## Collected data

+ + +

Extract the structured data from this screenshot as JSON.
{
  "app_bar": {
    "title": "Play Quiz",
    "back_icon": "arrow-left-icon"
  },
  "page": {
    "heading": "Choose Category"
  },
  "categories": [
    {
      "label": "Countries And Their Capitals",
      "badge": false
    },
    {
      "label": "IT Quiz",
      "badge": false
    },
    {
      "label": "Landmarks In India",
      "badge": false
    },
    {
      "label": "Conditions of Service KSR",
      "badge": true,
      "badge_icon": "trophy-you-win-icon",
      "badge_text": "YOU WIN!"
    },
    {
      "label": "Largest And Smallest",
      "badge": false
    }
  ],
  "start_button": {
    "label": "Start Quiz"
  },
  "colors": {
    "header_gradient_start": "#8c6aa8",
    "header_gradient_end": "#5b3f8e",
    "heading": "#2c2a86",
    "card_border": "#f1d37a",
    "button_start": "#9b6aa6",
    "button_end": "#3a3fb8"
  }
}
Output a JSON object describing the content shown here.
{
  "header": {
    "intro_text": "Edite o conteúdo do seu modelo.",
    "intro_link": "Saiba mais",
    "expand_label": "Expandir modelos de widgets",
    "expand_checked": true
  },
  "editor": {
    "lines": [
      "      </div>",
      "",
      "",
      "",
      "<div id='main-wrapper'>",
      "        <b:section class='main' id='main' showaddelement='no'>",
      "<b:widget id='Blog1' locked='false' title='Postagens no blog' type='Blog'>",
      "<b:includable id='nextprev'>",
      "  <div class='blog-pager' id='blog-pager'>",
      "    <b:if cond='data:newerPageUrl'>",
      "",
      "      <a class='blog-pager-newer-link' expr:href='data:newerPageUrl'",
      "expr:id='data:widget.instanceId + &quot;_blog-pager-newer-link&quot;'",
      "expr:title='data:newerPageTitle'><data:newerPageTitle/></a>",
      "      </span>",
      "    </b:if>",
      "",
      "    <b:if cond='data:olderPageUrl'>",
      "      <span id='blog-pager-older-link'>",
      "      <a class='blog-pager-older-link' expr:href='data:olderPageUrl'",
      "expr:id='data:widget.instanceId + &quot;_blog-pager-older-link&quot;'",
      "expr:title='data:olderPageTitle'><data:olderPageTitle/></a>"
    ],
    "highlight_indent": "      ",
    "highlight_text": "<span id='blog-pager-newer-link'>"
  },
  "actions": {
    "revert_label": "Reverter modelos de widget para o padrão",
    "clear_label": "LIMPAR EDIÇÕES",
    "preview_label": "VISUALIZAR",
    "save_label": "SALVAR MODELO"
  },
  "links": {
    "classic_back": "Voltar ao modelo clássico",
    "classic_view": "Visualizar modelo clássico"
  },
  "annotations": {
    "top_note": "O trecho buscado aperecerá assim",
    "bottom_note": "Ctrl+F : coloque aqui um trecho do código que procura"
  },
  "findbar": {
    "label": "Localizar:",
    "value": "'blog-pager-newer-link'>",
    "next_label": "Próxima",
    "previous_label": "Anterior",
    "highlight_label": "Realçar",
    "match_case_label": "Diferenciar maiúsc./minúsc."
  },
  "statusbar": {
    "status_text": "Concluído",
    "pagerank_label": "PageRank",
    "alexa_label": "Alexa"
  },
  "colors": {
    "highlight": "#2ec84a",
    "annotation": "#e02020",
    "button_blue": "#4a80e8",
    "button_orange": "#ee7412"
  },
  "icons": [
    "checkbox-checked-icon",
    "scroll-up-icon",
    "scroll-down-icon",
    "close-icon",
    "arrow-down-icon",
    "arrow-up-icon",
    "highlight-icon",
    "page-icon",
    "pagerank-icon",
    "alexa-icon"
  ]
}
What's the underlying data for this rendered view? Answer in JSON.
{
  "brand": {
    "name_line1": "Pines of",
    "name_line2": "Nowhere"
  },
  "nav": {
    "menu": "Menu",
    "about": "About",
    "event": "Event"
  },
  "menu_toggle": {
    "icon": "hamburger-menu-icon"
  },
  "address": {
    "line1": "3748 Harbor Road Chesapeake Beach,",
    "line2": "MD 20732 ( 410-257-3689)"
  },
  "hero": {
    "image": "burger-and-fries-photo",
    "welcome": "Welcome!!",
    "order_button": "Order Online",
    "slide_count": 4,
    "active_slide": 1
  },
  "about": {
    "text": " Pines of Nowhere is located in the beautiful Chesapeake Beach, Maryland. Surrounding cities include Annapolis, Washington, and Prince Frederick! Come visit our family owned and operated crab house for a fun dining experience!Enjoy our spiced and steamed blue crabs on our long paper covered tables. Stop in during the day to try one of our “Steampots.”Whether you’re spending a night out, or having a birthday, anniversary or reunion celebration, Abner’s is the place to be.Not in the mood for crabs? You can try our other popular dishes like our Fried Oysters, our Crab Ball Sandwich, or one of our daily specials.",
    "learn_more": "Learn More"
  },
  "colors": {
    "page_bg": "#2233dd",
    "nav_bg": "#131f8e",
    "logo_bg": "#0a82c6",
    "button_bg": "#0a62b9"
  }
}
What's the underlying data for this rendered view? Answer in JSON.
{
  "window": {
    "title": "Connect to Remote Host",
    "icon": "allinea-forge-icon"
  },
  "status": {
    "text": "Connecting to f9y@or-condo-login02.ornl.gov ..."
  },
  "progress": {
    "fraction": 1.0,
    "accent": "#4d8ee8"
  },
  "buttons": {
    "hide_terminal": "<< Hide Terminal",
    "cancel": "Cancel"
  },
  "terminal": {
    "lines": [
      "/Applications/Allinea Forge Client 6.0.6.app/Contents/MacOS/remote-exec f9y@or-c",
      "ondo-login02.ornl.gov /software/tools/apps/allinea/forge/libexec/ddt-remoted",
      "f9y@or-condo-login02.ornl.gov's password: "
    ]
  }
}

+ + +

## WHAT TO DO
Scan the material above for the string "JSON" and report each line where you find it.

## CORRECT RESPONSE
Extract the structured data from this screenshot as JSON.
Output a JSON object describing the content shown here.
What's the underlying data for this rendered view? Answer in JSON.
What's the underlying data for this rendered view? Answer in JSON.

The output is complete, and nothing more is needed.